• Exercise instructions:
[1] Translate this sentence from the project writeup into Spanish: "Compared to hiring professional translators, crowdsourcing is a very economically-friendly method of producing a set of translations."
[2] Reproduce the project writeup between "Compared to hiring" and "using Mechanical Turk.", inclusive.

## START Document excerpt

Skip to main content

Term Project Writeup

CIS 526: Machine Translation (Spring 2015)

Christian Barcenas, David Liao, Yesha Ouyang, Fifi Yeung

Ranking Crowd-Sourced Translations: Homework 5

Problem Definition

Given a set of crowd-sourced translations for a corpus, how do you automatically choose the best translations?

Motivation

Crowdsourcing is the process of procuring services and content by subdividing and contracting a project out to a large, diverse group of people, rather than from traditional employees or organizations. The rise of global online communities and the creation of platforms such as Amazon Mechanical Turk has played a major role in the increasing popularity of crowdsourcing tasks that are economically infeasible or computationally intractable to automate.

Compared to hiring professional translators, crowdsourcing is a very economically-friendly method of producing a set of translations. Depending on the target language and the degree of redundancy necessary, the cost of generating parallel corpora can often be an order of magnitude or lower using Mechanical Turk.

## END Document excerpt
## START Information supplied

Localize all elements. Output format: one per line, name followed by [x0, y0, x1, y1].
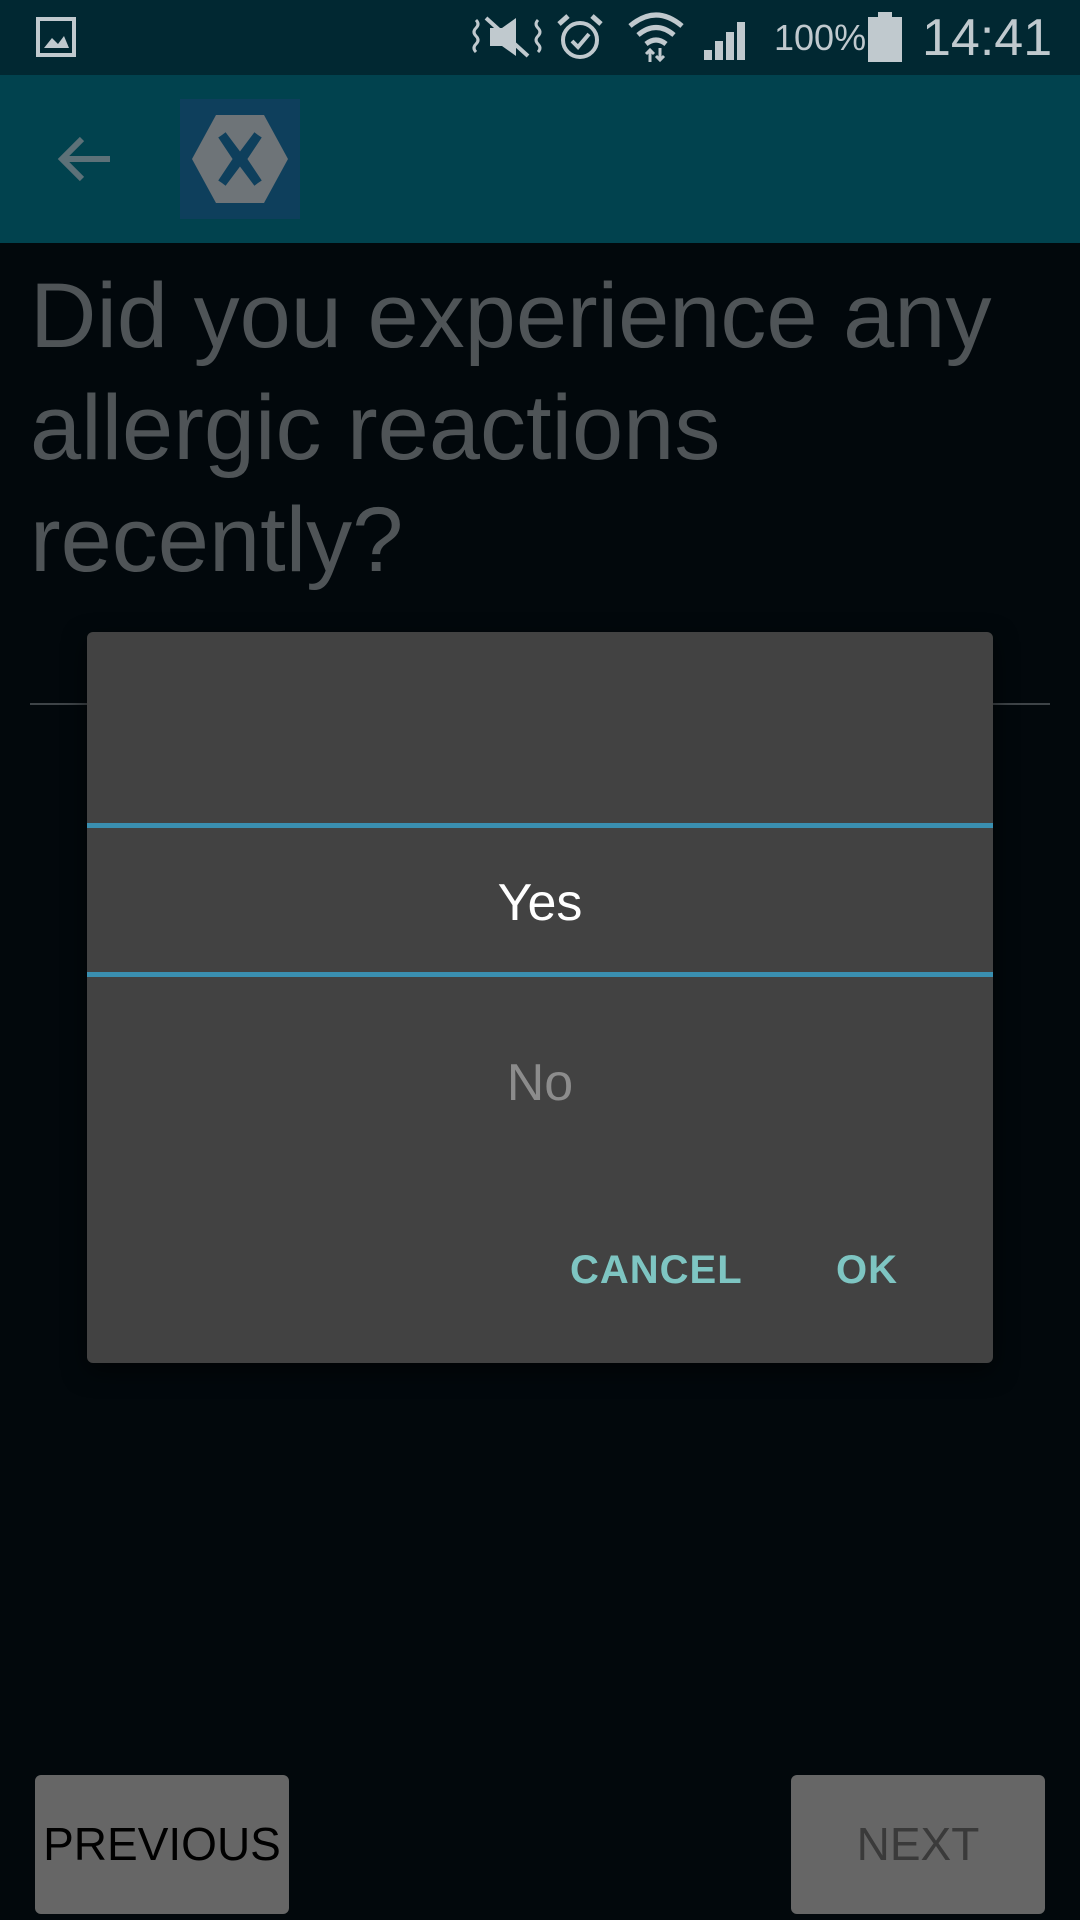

## END Information supplied

• Results for each task:
[1] En comparación con la contratación de traductores profesionales, el crowdsourcing es un método muy económico para producir un conjunto de traducciones.

[2]
Compared to hiring professional translators, crowdsourcing is a very economically-friendly method of producing a set of translations. Depending on the target language and the degree of redundancy necessary, the cost of generating parallel corpora can often be an order of magnitude or lower using Mechanical Turk.